▶ **WHAT IS REQUIRED**
The records below must be transcribed exactly. Do not include the pictures.

* Start *

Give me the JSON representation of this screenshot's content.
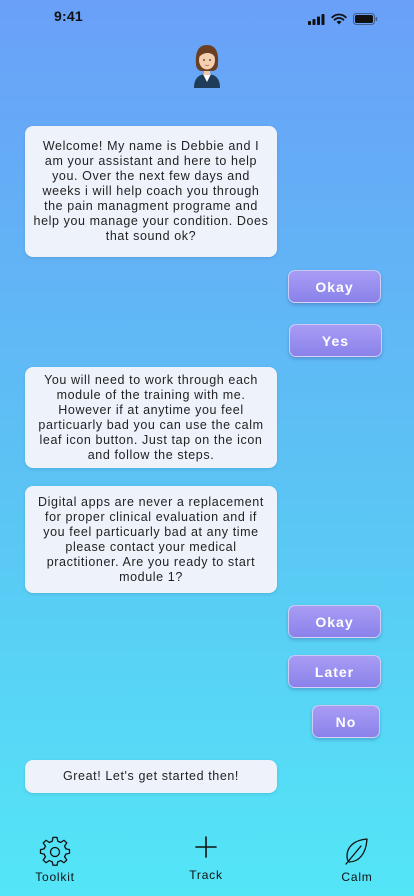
{
  "status_bar": {
    "time": "9:41"
  },
  "messages": [
    {
      "text": "Welcome! My name is Debbie and I am your assistant and here to help you. Over the next few days and weeks i will help coach you through the pain managment programe and help you manage your condition. Does that sound ok?"
    },
    {
      "text": "You will need to work through each module of the training with me. However if at anytime you feel particuarly bad you can use the calm leaf icon button. Just tap on the icon and follow the steps."
    },
    {
      "text": "Digital apps are never a replacement for proper clinical evaluation and if you feel particuarly bad at any time please contact your medical practitioner. Are you ready to start module 1?"
    },
    {
      "text": "Great! Let's get started then!"
    }
  ],
  "replies": [
    {
      "label": "Okay"
    },
    {
      "label": "Yes"
    },
    {
      "label": "Okay"
    },
    {
      "label": "Later"
    },
    {
      "label": "No"
    }
  ],
  "bottom_nav": {
    "items": [
      {
        "label": "Toolkit",
        "icon": "gear-icon"
      },
      {
        "label": "Track",
        "icon": "plus-icon"
      },
      {
        "label": "Calm",
        "icon": "leaf-icon"
      }
    ]
  },
  "colors": {
    "gradient_top": "#6aa0f8",
    "gradient_bottom": "#53e6f7",
    "bubble": "#eef3fb",
    "reply_button": "#8a82ea"
  }
}
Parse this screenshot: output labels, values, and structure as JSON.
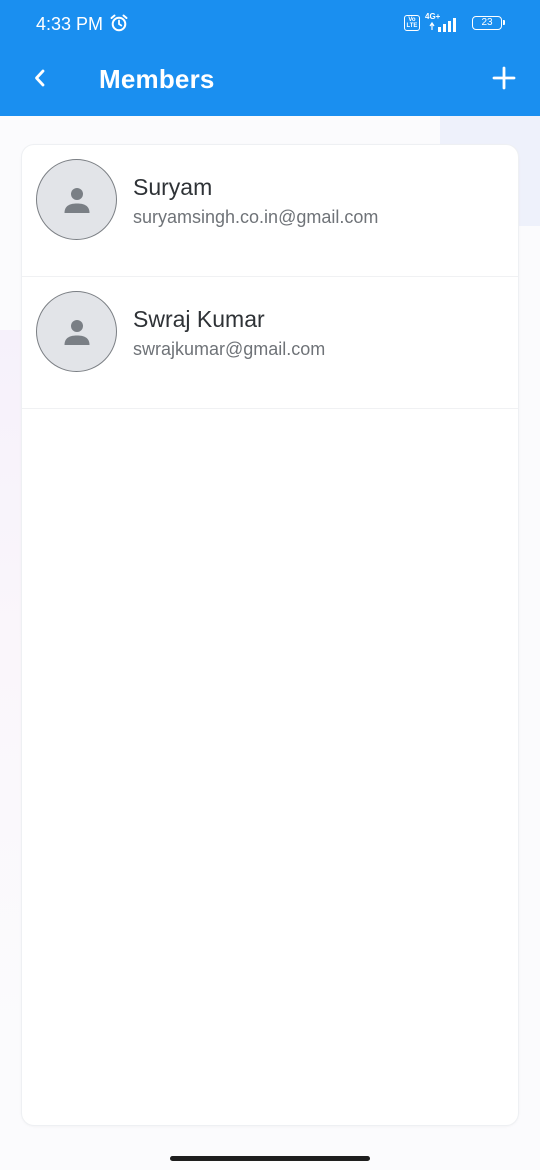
{
  "status_bar": {
    "time": "4:33 PM",
    "network": "4G+",
    "volte": "Vo LTE",
    "battery": "23",
    "icons": [
      "alarm-icon",
      "volte-icon",
      "signal-icon",
      "battery-icon"
    ]
  },
  "app_bar": {
    "title": "Members",
    "back_icon": "chevron-left-icon",
    "add_icon": "plus-icon",
    "background_color": "#1a8ff0"
  },
  "members": [
    {
      "name": "Suryam",
      "email": "suryamsingh.co.in@gmail.com",
      "avatar_icon": "person-icon"
    },
    {
      "name": "Swraj Kumar",
      "email": "swrajkumar@gmail.com",
      "avatar_icon": "person-icon"
    }
  ]
}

* End *

▶ **THE COMPLETED TASK**
Give me the JSON representation of this screenshot's content.
{
  "status_bar": {
    "time": "9:41"
  },
  "messages": [
    {
      "text": "Welcome! My name is Debbie and I am your assistant and here to help you. Over the next few days and weeks i will help coach you through the pain managment programe and help you manage your condition. Does that sound ok?"
    },
    {
      "text": "You will need to work through each module of the training with me. However if at anytime you feel particuarly bad you can use the calm leaf icon button. Just tap on the icon and follow the steps."
    },
    {
      "text": "Digital apps are never a replacement for proper clinical evaluation and if you feel particuarly bad at any time please contact your medical practitioner. Are you ready to start module 1?"
    },
    {
      "text": "Great! Let's get started then!"
    }
  ],
  "replies": [
    {
      "label": "Okay"
    },
    {
      "label": "Yes"
    },
    {
      "label": "Okay"
    },
    {
      "label": "Later"
    },
    {
      "label": "No"
    }
  ],
  "bottom_nav": {
    "items": [
      {
        "label": "Toolkit",
        "icon": "gear-icon"
      },
      {
        "label": "Track",
        "icon": "plus-icon"
      },
      {
        "label": "Calm",
        "icon": "leaf-icon"
      }
    ]
  },
  "colors": {
    "gradient_top": "#6aa0f8",
    "gradient_bottom": "#53e6f7",
    "bubble": "#eef3fb",
    "reply_button": "#8a82ea"
  }
}
Parse this screenshot: output labels, values, and structure as JSON.
{
  "status_bar": {
    "time": "4:33 PM",
    "network": "4G+",
    "volte": "Vo LTE",
    "battery": "23",
    "icons": [
      "alarm-icon",
      "volte-icon",
      "signal-icon",
      "battery-icon"
    ]
  },
  "app_bar": {
    "title": "Members",
    "back_icon": "chevron-left-icon",
    "add_icon": "plus-icon",
    "background_color": "#1a8ff0"
  },
  "members": [
    {
      "name": "Suryam",
      "email": "suryamsingh.co.in@gmail.com",
      "avatar_icon": "person-icon"
    },
    {
      "name": "Swraj Kumar",
      "email": "swrajkumar@gmail.com",
      "avatar_icon": "person-icon"
    }
  ]
}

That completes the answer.